--- Set exercise ---
Note each line where "your" appears, and copy it.

--- Raw records ---
--- BEGIN ---
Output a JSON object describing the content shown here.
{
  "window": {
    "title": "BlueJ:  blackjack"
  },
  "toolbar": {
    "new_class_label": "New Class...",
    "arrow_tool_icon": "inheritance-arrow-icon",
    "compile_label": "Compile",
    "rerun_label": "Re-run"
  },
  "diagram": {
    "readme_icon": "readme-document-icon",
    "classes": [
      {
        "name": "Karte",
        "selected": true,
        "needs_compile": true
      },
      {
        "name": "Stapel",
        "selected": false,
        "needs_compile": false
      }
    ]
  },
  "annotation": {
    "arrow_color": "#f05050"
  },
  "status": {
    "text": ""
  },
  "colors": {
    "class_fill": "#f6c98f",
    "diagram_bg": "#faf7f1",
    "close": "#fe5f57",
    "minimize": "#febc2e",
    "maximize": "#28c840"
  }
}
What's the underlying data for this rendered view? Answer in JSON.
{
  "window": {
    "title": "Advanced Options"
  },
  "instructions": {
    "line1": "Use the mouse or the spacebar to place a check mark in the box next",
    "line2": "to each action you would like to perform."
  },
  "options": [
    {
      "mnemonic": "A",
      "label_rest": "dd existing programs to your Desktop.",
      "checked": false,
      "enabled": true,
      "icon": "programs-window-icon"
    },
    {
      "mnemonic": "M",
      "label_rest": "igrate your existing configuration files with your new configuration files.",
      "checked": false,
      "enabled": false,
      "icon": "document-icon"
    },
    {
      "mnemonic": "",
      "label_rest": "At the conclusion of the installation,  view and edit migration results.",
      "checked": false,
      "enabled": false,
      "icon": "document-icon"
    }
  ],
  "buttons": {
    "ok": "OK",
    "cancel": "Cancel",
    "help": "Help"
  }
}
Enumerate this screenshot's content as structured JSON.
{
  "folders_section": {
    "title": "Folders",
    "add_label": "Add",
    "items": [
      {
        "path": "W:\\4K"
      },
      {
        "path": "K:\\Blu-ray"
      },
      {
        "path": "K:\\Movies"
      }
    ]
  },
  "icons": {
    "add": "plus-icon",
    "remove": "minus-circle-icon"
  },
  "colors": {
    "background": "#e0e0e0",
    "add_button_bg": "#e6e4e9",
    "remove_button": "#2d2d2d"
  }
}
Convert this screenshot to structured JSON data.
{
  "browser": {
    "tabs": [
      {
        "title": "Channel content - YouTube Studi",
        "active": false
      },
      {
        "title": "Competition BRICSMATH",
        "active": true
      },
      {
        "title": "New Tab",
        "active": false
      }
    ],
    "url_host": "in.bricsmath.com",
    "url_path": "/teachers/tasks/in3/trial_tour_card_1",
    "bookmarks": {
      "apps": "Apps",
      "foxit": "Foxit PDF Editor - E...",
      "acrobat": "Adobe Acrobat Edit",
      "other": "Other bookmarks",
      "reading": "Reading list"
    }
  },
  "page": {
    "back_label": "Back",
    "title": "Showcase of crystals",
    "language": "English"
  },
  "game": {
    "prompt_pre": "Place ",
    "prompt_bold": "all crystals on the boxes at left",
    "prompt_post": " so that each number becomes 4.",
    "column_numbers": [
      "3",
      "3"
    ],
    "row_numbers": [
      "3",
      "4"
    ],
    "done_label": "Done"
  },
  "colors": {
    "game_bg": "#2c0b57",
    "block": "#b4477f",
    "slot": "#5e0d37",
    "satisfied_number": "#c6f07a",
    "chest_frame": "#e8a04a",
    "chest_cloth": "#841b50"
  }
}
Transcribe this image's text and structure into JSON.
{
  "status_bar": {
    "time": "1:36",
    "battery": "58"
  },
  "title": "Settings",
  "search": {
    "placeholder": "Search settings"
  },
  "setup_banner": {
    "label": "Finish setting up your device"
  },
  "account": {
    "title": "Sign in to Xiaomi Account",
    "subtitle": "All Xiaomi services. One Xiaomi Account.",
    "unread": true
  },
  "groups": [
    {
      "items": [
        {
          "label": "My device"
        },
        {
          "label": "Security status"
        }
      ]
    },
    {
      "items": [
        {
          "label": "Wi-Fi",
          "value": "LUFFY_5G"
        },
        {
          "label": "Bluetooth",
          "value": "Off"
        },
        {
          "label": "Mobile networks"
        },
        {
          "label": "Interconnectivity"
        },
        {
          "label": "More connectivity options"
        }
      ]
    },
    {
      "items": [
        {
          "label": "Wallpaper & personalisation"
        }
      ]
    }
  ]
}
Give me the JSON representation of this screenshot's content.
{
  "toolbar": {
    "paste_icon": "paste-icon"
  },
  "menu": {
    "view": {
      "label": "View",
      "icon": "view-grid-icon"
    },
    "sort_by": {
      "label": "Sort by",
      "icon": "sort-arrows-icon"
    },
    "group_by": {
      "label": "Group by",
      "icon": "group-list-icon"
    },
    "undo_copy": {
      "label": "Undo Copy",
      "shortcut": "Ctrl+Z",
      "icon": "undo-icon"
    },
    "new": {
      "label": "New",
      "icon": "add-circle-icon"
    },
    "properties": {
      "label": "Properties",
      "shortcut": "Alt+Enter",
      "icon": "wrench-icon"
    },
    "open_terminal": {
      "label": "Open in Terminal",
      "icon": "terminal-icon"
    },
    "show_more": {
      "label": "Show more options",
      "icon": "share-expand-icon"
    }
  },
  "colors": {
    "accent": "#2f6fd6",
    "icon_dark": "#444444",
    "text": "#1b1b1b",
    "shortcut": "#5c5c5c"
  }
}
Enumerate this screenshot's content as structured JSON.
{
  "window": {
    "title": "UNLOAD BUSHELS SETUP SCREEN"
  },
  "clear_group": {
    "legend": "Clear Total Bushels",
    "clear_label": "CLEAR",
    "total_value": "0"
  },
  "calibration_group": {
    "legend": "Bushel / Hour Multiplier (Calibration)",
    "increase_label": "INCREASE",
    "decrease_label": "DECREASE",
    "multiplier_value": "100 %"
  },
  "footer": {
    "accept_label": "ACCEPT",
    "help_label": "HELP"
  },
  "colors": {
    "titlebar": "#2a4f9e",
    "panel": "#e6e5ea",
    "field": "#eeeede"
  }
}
--- END ---
--- Complete answer ---
      "label_rest": "dd existing programs to your Desktop.",
      "label_rest": "igrate your existing configuration files with your new configuration files.",
    "label": "Finish setting up your device"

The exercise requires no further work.